Pull out each line of the data that includes the word "medio".

'''

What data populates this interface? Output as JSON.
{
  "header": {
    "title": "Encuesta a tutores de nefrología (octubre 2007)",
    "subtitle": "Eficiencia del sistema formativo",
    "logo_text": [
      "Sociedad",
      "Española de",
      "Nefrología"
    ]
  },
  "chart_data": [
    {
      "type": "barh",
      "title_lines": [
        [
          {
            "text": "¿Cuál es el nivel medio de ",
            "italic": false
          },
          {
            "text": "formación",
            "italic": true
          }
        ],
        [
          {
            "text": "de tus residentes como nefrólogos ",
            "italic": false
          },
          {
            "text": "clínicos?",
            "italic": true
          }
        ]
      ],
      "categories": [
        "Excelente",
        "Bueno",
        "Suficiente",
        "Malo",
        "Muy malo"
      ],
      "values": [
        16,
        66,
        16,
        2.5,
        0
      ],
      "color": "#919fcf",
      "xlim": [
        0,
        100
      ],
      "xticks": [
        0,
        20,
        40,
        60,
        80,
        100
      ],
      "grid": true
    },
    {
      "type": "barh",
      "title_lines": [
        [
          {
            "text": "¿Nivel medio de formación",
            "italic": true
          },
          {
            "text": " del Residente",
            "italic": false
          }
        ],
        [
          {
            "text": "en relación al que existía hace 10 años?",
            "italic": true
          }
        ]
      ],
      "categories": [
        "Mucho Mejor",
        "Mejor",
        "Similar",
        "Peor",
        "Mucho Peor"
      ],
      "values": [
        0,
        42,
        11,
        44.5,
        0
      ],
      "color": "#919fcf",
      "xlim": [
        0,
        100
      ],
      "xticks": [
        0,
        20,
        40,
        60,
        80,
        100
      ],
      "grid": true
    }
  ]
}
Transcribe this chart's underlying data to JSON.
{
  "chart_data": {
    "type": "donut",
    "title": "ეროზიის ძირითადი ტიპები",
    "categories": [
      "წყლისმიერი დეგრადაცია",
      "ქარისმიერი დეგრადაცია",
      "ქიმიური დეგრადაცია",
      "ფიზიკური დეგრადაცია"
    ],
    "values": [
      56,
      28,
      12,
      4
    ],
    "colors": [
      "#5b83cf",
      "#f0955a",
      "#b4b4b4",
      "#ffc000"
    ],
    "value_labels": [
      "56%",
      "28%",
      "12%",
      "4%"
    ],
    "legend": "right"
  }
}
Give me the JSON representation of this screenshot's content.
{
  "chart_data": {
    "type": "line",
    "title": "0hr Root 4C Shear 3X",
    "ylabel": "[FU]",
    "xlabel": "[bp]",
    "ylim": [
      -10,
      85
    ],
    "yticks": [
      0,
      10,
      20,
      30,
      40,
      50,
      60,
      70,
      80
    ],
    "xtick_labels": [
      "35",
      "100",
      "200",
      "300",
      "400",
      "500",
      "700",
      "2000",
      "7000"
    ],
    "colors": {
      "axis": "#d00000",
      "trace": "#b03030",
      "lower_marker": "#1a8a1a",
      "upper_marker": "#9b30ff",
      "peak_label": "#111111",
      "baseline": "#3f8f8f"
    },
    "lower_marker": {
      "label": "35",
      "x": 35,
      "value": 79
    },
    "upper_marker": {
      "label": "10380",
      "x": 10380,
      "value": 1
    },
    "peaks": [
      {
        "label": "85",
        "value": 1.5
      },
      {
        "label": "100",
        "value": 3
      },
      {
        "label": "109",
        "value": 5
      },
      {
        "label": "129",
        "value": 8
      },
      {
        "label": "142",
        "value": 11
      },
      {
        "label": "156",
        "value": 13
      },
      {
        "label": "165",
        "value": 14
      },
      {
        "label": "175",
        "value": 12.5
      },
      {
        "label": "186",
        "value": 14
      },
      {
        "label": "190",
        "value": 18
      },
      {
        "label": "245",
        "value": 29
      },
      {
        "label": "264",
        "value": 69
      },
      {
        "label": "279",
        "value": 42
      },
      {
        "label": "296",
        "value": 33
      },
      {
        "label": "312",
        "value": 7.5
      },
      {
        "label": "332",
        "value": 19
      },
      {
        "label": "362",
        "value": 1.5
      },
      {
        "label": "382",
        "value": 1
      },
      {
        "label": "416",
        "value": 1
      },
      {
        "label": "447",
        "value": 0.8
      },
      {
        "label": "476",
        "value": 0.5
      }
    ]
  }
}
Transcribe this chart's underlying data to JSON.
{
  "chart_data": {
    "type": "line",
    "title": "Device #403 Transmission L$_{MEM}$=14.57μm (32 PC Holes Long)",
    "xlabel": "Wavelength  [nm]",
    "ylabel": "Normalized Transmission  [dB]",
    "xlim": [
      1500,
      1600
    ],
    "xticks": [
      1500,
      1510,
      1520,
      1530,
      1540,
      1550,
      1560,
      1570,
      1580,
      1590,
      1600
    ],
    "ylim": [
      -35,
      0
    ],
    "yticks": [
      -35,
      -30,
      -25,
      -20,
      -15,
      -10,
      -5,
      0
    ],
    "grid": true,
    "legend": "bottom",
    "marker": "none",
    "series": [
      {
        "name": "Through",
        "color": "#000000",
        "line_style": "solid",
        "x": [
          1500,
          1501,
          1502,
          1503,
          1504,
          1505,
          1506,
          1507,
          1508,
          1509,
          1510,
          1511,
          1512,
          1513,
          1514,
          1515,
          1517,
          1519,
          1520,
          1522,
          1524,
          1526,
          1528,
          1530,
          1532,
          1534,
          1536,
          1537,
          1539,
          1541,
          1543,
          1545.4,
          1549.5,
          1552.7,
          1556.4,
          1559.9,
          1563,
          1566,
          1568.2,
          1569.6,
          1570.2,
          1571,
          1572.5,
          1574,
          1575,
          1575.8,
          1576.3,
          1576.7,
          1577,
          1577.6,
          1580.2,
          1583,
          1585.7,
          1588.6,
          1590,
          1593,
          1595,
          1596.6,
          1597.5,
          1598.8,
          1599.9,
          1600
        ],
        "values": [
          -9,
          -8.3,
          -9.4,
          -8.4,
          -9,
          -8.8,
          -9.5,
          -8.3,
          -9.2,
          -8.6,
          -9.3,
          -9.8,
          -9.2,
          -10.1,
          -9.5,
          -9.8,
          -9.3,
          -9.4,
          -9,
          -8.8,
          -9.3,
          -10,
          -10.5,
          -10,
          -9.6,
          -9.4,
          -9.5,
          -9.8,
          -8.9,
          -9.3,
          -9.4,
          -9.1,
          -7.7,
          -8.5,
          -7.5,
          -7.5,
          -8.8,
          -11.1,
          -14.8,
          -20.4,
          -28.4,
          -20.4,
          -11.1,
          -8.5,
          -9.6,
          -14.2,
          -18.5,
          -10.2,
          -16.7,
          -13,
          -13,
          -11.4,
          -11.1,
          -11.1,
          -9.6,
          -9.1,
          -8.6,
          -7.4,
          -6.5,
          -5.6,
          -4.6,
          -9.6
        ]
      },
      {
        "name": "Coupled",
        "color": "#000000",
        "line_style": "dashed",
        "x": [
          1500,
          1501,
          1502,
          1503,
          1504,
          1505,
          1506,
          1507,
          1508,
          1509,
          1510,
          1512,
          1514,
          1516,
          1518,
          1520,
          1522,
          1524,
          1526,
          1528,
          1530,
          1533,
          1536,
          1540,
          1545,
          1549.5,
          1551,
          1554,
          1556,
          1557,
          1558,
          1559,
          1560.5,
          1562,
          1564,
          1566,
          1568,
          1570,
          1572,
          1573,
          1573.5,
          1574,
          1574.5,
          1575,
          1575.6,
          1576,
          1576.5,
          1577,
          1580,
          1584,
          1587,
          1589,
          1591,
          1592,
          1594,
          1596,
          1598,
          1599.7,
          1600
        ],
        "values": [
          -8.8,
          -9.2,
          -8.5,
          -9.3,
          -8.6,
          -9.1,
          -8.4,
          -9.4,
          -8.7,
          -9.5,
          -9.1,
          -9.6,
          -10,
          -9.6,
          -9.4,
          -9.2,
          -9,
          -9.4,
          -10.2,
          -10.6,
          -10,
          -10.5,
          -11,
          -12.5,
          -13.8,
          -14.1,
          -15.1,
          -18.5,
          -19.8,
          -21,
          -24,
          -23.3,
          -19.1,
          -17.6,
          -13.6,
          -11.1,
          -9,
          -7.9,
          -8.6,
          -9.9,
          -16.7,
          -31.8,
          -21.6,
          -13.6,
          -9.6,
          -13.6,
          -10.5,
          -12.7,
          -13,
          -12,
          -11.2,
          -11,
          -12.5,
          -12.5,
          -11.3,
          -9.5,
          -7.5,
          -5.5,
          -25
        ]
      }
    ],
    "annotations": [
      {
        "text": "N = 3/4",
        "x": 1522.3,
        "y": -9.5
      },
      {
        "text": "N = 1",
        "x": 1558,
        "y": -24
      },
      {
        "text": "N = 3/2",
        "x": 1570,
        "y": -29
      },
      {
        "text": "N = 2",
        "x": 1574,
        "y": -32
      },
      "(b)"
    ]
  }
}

'''

- SOLUTION FOR THIS TASK:
            "text": "¿Cuál es el nivel medio de ",
            "text": "¿Nivel medio de formación",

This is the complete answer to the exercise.